Your goal — Rename "part-quantity" to "part-count" wherever it occurs in the lines below, then write out all the lines again with nothing else changed.

[Labeled region entries]
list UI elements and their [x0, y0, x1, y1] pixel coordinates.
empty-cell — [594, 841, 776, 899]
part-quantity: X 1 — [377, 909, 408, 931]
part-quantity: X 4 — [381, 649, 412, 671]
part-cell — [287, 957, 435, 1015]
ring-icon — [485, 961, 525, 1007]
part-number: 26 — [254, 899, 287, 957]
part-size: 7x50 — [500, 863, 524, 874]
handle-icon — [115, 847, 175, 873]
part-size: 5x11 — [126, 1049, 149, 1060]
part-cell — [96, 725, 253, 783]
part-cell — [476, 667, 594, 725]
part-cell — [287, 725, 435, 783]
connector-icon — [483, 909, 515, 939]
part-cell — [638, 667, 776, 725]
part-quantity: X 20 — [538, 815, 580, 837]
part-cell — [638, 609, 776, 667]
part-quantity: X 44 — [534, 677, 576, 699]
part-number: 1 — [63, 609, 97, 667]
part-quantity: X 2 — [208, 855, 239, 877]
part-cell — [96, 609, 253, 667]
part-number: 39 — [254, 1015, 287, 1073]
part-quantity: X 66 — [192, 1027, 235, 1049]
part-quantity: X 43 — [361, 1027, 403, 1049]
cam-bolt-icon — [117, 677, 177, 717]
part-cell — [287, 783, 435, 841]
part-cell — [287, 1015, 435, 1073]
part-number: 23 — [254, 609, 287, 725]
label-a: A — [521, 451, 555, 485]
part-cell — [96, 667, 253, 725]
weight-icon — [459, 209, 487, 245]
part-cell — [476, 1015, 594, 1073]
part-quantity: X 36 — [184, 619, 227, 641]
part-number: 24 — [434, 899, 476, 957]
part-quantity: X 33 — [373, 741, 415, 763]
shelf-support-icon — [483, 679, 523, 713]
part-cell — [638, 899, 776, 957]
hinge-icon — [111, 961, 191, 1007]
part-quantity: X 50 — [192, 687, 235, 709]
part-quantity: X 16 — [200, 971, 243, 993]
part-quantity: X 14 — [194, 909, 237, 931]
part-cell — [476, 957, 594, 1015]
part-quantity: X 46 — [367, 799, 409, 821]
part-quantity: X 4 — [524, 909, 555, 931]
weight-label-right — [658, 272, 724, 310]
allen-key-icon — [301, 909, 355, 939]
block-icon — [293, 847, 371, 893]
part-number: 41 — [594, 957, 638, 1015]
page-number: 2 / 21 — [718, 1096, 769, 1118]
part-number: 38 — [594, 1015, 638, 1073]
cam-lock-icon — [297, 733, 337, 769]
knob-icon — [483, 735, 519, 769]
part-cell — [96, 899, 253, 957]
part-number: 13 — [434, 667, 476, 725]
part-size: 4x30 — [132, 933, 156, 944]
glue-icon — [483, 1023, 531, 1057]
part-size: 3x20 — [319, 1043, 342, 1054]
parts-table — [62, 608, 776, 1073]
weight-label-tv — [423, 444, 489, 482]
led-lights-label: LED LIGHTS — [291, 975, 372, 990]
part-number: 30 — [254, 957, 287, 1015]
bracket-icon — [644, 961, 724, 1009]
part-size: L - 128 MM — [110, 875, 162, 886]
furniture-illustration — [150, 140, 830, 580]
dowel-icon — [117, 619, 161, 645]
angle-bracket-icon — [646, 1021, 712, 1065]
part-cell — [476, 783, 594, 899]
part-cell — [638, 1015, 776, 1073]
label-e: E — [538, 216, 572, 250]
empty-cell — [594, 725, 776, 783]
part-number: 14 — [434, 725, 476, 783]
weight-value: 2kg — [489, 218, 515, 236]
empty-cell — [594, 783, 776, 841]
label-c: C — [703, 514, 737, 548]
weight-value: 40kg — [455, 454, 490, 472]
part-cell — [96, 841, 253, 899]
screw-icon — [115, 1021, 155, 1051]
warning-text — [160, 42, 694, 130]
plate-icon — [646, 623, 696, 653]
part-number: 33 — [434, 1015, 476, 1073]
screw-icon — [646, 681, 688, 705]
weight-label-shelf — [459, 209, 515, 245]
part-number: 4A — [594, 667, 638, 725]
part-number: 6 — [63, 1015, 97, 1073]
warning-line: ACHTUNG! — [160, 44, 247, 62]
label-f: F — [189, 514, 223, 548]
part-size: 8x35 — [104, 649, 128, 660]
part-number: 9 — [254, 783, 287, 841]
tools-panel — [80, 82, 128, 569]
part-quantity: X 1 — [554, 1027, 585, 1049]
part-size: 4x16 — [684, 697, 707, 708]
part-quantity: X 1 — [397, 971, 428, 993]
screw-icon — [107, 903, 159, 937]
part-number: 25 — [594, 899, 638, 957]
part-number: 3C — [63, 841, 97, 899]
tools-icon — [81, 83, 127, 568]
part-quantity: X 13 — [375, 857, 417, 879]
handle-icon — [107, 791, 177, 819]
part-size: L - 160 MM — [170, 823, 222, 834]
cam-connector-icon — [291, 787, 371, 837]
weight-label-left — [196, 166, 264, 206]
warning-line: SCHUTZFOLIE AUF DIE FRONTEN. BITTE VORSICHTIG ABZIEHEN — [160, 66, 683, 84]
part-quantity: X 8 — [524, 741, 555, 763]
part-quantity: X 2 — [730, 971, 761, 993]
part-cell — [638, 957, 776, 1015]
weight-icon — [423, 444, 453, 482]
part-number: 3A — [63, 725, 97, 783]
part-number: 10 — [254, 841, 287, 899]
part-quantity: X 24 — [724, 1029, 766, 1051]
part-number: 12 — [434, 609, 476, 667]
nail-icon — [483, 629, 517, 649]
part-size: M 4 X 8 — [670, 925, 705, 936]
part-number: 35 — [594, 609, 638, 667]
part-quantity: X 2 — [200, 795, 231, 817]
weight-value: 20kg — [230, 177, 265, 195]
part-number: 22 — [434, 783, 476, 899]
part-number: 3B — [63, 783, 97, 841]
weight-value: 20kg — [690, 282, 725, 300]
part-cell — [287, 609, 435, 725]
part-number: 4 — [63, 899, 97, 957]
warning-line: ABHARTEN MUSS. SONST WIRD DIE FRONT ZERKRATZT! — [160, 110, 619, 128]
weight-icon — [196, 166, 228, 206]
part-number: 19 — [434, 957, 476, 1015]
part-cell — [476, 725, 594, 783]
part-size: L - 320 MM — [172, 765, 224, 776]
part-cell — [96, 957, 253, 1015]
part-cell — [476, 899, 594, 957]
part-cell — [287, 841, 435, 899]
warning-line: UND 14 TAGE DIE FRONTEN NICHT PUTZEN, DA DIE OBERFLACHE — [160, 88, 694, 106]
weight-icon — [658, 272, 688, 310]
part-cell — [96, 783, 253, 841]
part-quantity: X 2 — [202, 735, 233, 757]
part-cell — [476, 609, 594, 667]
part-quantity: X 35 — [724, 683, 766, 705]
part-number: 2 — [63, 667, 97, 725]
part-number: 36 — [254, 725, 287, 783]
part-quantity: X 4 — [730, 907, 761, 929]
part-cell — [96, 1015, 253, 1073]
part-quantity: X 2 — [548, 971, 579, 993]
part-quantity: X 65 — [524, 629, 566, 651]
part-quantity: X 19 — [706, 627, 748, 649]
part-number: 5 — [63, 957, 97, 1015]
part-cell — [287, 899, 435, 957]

Solution to this task —
list UI elements and their [x0, y0, x1, y1] pixel coordinates.
empty-cell — [594, 841, 776, 899]
part-count: X 1 — [377, 909, 408, 931]
part-count: X 4 — [381, 649, 412, 671]
part-cell — [287, 957, 435, 1015]
ring-icon — [485, 961, 525, 1007]
part-number: 26 — [254, 899, 287, 957]
part-size: 7x50 — [500, 863, 524, 874]
handle-icon — [115, 847, 175, 873]
part-size: 5x11 — [126, 1049, 149, 1060]
part-cell — [96, 725, 253, 783]
part-cell — [476, 667, 594, 725]
part-cell — [287, 725, 435, 783]
connector-icon — [483, 909, 515, 939]
part-cell — [638, 667, 776, 725]
part-count: X 20 — [538, 815, 580, 837]
part-cell — [638, 609, 776, 667]
part-count: X 44 — [534, 677, 576, 699]
part-number: 1 — [63, 609, 97, 667]
part-count: X 2 — [208, 855, 239, 877]
part-cell — [96, 609, 253, 667]
part-number: 39 — [254, 1015, 287, 1073]
part-count: X 66 — [192, 1027, 235, 1049]
part-count: X 43 — [361, 1027, 403, 1049]
cam-bolt-icon — [117, 677, 177, 717]
part-cell — [287, 783, 435, 841]
part-cell — [287, 1015, 435, 1073]
part-number: 23 — [254, 609, 287, 725]
label-a: A — [521, 451, 555, 485]
part-cell — [96, 667, 253, 725]
weight-icon — [459, 209, 487, 245]
part-cell — [476, 1015, 594, 1073]
part-count: X 36 — [184, 619, 227, 641]
part-number: 24 — [434, 899, 476, 957]
part-count: X 33 — [373, 741, 415, 763]
shelf-support-icon — [483, 679, 523, 713]
part-cell — [638, 899, 776, 957]
hinge-icon — [111, 961, 191, 1007]
part-count: X 50 — [192, 687, 235, 709]
part-count: X 16 — [200, 971, 243, 993]
part-count: X 14 — [194, 909, 237, 931]
part-cell — [476, 957, 594, 1015]
part-count: X 46 — [367, 799, 409, 821]
part-count: X 4 — [524, 909, 555, 931]
weight-label-right — [658, 272, 724, 310]
allen-key-icon — [301, 909, 355, 939]
block-icon — [293, 847, 371, 893]
part-number: 41 — [594, 957, 638, 1015]
page-number: 2 / 21 — [718, 1096, 769, 1118]
part-number: 38 — [594, 1015, 638, 1073]
cam-lock-icon — [297, 733, 337, 769]
knob-icon — [483, 735, 519, 769]
part-cell — [96, 899, 253, 957]
part-number: 13 — [434, 667, 476, 725]
part-size: 4x30 — [132, 933, 156, 944]
glue-icon — [483, 1023, 531, 1057]
part-size: 3x20 — [319, 1043, 342, 1054]
parts-table — [62, 608, 776, 1073]
weight-label-tv — [423, 444, 489, 482]
led-lights-label: LED LIGHTS — [291, 975, 372, 990]
part-number: 30 — [254, 957, 287, 1015]
bracket-icon — [644, 961, 724, 1009]
part-size: L - 128 MM — [110, 875, 162, 886]
furniture-illustration — [150, 140, 830, 580]
dowel-icon — [117, 619, 161, 645]
angle-bracket-icon — [646, 1021, 712, 1065]
part-cell — [476, 783, 594, 899]
part-cell — [638, 1015, 776, 1073]
label-e: E — [538, 216, 572, 250]
empty-cell — [594, 725, 776, 783]
part-number: 14 — [434, 725, 476, 783]
weight-value: 2kg — [489, 218, 515, 236]
empty-cell — [594, 783, 776, 841]
label-c: C — [703, 514, 737, 548]
weight-value: 40kg — [455, 454, 490, 472]
part-cell — [96, 841, 253, 899]
screw-icon — [115, 1021, 155, 1051]
warning-text — [160, 42, 694, 130]
plate-icon — [646, 623, 696, 653]
part-number: 33 — [434, 1015, 476, 1073]
screw-icon — [646, 681, 688, 705]
weight-label-shelf — [459, 209, 515, 245]
part-number: 4A — [594, 667, 638, 725]
part-number: 6 — [63, 1015, 97, 1073]
warning-line: ACHTUNG! — [160, 44, 247, 62]
label-f: F — [189, 514, 223, 548]
part-size: 8x35 — [104, 649, 128, 660]
part-number: 9 — [254, 783, 287, 841]
tools-panel — [80, 82, 128, 569]
part-count: X 1 — [554, 1027, 585, 1049]
part-size: 4x16 — [684, 697, 707, 708]
part-count: X 1 — [397, 971, 428, 993]
screw-icon — [107, 903, 159, 937]
part-number: 25 — [594, 899, 638, 957]
part-number: 3C — [63, 841, 97, 899]
tools-icon — [81, 83, 127, 568]
part-count: X 13 — [375, 857, 417, 879]
handle-icon — [107, 791, 177, 819]
part-size: L - 160 MM — [170, 823, 222, 834]
cam-connector-icon — [291, 787, 371, 837]
weight-label-left — [196, 166, 264, 206]
warning-line: SCHUTZFOLIE AUF DIE FRONTEN. BITTE VORSICHTIG ABZIEHEN — [160, 66, 683, 84]
part-count: X 8 — [524, 741, 555, 763]
part-count: X 2 — [730, 971, 761, 993]
part-cell — [638, 957, 776, 1015]
weight-icon — [423, 444, 453, 482]
part-number: 3A — [63, 725, 97, 783]
part-number: 10 — [254, 841, 287, 899]
part-count: X 24 — [724, 1029, 766, 1051]
part-number: 12 — [434, 609, 476, 667]
nail-icon — [483, 629, 517, 649]
part-size: M 4 X 8 — [670, 925, 705, 936]
part-number: 35 — [594, 609, 638, 667]
part-count: X 2 — [200, 795, 231, 817]
weight-value: 20kg — [230, 177, 265, 195]
part-number: 22 — [434, 783, 476, 899]
part-number: 3B — [63, 783, 97, 841]
weight-value: 20kg — [690, 282, 725, 300]
part-cell — [287, 609, 435, 725]
part-number: 4 — [63, 899, 97, 957]
warning-line: ABHARTEN MUSS. SONST WIRD DIE FRONT ZERKRATZT! — [160, 110, 619, 128]
weight-icon — [196, 166, 228, 206]
part-number: 19 — [434, 957, 476, 1015]
part-cell — [476, 725, 594, 783]
part-size: L - 320 MM — [172, 765, 224, 776]
part-cell — [96, 957, 253, 1015]
part-cell — [476, 899, 594, 957]
part-cell — [287, 841, 435, 899]
warning-line: UND 14 TAGE DIE FRONTEN NICHT PUTZEN, DA DIE OBERFLACHE — [160, 88, 694, 106]
weight-icon — [658, 272, 688, 310]
part-cell — [96, 783, 253, 841]
part-count: X 2 — [202, 735, 233, 757]
part-cell — [476, 609, 594, 667]
part-count: X 35 — [724, 683, 766, 705]
part-number: 2 — [63, 667, 97, 725]
part-number: 36 — [254, 725, 287, 783]
part-count: X 4 — [730, 907, 761, 929]
part-cell — [96, 1015, 253, 1073]
part-count: X 2 — [548, 971, 579, 993]
part-count: X 65 — [524, 629, 566, 651]
part-count: X 19 — [706, 627, 748, 649]
part-number: 5 — [63, 957, 97, 1015]
part-cell — [287, 899, 435, 957]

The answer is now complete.